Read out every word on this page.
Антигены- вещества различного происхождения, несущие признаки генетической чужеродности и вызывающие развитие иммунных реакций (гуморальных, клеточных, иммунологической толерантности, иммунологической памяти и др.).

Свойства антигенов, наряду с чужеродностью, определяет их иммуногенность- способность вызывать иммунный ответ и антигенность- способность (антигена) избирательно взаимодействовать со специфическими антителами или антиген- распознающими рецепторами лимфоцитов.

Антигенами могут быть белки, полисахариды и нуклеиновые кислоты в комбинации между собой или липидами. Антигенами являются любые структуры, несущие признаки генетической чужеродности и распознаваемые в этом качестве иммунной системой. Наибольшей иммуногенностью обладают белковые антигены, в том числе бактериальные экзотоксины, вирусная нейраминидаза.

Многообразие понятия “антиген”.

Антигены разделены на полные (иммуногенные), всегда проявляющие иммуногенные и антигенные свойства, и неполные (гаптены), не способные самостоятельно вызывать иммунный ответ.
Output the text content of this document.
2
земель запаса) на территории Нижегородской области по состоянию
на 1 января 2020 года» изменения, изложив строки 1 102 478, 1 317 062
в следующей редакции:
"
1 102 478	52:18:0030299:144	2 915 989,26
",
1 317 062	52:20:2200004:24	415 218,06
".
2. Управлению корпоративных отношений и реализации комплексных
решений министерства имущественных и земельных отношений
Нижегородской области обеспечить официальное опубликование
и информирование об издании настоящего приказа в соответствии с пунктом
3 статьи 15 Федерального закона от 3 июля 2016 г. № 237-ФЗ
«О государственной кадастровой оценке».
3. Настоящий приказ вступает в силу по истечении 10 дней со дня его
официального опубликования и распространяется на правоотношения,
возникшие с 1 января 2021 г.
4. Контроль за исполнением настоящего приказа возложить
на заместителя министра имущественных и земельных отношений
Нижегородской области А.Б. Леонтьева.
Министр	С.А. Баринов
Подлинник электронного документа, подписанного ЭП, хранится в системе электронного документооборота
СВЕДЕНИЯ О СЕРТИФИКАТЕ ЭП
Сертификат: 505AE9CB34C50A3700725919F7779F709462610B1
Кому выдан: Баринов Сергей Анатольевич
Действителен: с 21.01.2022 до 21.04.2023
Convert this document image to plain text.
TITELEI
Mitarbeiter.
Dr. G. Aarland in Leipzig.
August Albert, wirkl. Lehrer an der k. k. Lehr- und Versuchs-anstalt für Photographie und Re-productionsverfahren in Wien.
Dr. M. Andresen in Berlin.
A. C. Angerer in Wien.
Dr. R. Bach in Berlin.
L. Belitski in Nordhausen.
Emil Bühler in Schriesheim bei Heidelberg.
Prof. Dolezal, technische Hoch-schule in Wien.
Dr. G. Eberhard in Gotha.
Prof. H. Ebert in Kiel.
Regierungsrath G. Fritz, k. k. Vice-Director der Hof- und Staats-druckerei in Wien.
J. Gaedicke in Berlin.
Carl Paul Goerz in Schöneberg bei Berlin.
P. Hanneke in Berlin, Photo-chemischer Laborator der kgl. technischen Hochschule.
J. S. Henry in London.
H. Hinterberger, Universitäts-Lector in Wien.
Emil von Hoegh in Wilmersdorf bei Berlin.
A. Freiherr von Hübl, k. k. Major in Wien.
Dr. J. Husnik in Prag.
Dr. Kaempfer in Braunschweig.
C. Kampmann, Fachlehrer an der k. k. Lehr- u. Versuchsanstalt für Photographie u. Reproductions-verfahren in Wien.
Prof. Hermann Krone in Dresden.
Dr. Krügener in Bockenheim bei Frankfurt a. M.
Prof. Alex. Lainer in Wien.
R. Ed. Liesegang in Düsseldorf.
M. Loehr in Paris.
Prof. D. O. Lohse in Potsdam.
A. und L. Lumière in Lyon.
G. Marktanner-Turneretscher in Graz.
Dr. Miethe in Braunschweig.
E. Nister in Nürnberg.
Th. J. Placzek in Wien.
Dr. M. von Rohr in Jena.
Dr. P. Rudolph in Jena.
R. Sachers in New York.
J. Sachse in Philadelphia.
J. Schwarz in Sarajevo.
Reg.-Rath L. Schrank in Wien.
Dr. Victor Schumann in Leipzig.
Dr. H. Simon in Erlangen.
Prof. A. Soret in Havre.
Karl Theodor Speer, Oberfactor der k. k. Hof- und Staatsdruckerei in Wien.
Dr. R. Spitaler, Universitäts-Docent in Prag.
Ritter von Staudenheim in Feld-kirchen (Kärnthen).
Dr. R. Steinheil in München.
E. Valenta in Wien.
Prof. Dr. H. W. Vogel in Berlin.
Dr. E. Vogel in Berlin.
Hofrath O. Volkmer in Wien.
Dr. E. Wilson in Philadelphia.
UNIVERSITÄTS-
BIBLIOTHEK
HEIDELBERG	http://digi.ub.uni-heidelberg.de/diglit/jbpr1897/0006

=-=-=-=-=

# What is being asked:
Return all of the above records exactly, leaving no line out.

# Task solution:
Read out every word on this page.
Антигены- вещества различного происхождения, несущие признаки генетической чужеродности и вызывающие развитие иммунных реакций (гуморальных, клеточных, иммунологической толерантности, иммунологической памяти и др.).

Свойства антигенов, наряду с чужеродностью, определяет их иммуногенность- способность вызывать иммунный ответ и антигенность- способность (антигена) избирательно взаимодействовать со специфическими антителами или антиген- распознающими рецепторами лимфоцитов.

Антигенами могут быть белки, полисахариды и нуклеиновые кислоты в комбинации между собой или липидами. Антигенами являются любые структуры, несущие признаки генетической чужеродности и распознаваемые в этом качестве иммунной системой. Наибольшей иммуногенностью обладают белковые антигены, в том числе бактериальные экзотоксины, вирусная нейраминидаза.

Многообразие понятия “антиген”.

Антигены разделены на полные (иммуногенные), всегда проявляющие иммуногенные и антигенные свойства, и неполные (гаптены), не способные самостоятельно вызывать иммунный ответ.
Output the text content of this document.
2
земель запаса) на территории Нижегородской области по состоянию
на 1 января 2020 года» изменения, изложив строки 1 102 478, 1 317 062
в следующей редакции:
"
1 102 478	52:18:0030299:144	2 915 989,26
",
1 317 062	52:20:2200004:24	415 218,06
".
2. Управлению корпоративных отношений и реализации комплексных
решений министерства имущественных и земельных отношений
Нижегородской области обеспечить официальное опубликование
и информирование об издании настоящего приказа в соответствии с пунктом
3 статьи 15 Федерального закона от 3 июля 2016 г. № 237-ФЗ
«О государственной кадастровой оценке».
3. Настоящий приказ вступает в силу по истечении 10 дней со дня его
официального опубликования и распространяется на правоотношения,
возникшие с 1 января 2021 г.
4. Контроль за исполнением настоящего приказа возложить
на заместителя министра имущественных и земельных отношений
Нижегородской области А.Б. Леонтьева.
Министр	С.А. Баринов
Подлинник электронного документа, подписанного ЭП, хранится в системе электронного документооборота
СВЕДЕНИЯ О СЕРТИФИКАТЕ ЭП
Сертификат: 505AE9CB34C50A3700725919F7779F709462610B1
Кому выдан: Баринов Сергей Анатольевич
Действителен: с 21.01.2022 до 21.04.2023
Convert this document image to plain text.
TITELEI
Mitarbeiter.
Dr. G. Aarland in Leipzig.
August Albert, wirkl. Lehrer an der k. k. Lehr- und Versuchs-anstalt für Photographie und Re-productionsverfahren in Wien.
Dr. M. Andresen in Berlin.
A. C. Angerer in Wien.
Dr. R. Bach in Berlin.
L. Belitski in Nordhausen.
Emil Bühler in Schriesheim bei Heidelberg.
Prof. Dolezal, technische Hoch-schule in Wien.
Dr. G. Eberhard in Gotha.
Prof. H. Ebert in Kiel.
Regierungsrath G. Fritz, k. k. Vice-Director der Hof- und Staats-druckerei in Wien.
J. Gaedicke in Berlin.
Carl Paul Goerz in Schöneberg bei Berlin.
P. Hanneke in Berlin, Photo-chemischer Laborator der kgl. technischen Hochschule.
J. S. Henry in London.
H. Hinterberger, Universitäts-Lector in Wien.
Emil von Hoegh in Wilmersdorf bei Berlin.
A. Freiherr von Hübl, k. k. Major in Wien.
Dr. J. Husnik in Prag.
Dr. Kaempfer in Braunschweig.
C. Kampmann, Fachlehrer an der k. k. Lehr- u. Versuchsanstalt für Photographie u. Reproductions-verfahren in Wien.
Prof. Hermann Krone in Dresden.
Dr. Krügener in Bockenheim bei Frankfurt a. M.
Prof. Alex. Lainer in Wien.
R. Ed. Liesegang in Düsseldorf.
M. Loehr in Paris.
Prof. D. O. Lohse in Potsdam.
A. und L. Lumière in Lyon.
G. Marktanner-Turneretscher in Graz.
Dr. Miethe in Braunschweig.
E. Nister in Nürnberg.
Th. J. Placzek in Wien.
Dr. M. von Rohr in Jena.
Dr. P. Rudolph in Jena.
R. Sachers in New York.
J. Sachse in Philadelphia.
J. Schwarz in Sarajevo.
Reg.-Rath L. Schrank in Wien.
Dr. Victor Schumann in Leipzig.
Dr. H. Simon in Erlangen.
Prof. A. Soret in Havre.
Karl Theodor Speer, Oberfactor der k. k. Hof- und Staatsdruckerei in Wien.
Dr. R. Spitaler, Universitäts-Docent in Prag.
Ritter von Staudenheim in Feld-kirchen (Kärnthen).
Dr. R. Steinheil in München.
E. Valenta in Wien.
Prof. Dr. H. W. Vogel in Berlin.
Dr. E. Vogel in Berlin.
Hofrath O. Volkmer in Wien.
Dr. E. Wilson in Philadelphia.
UNIVERSITÄTS-
BIBLIOTHEK
HEIDELBERG	http://digi.ub.uni-heidelberg.de/diglit/jbpr1897/0006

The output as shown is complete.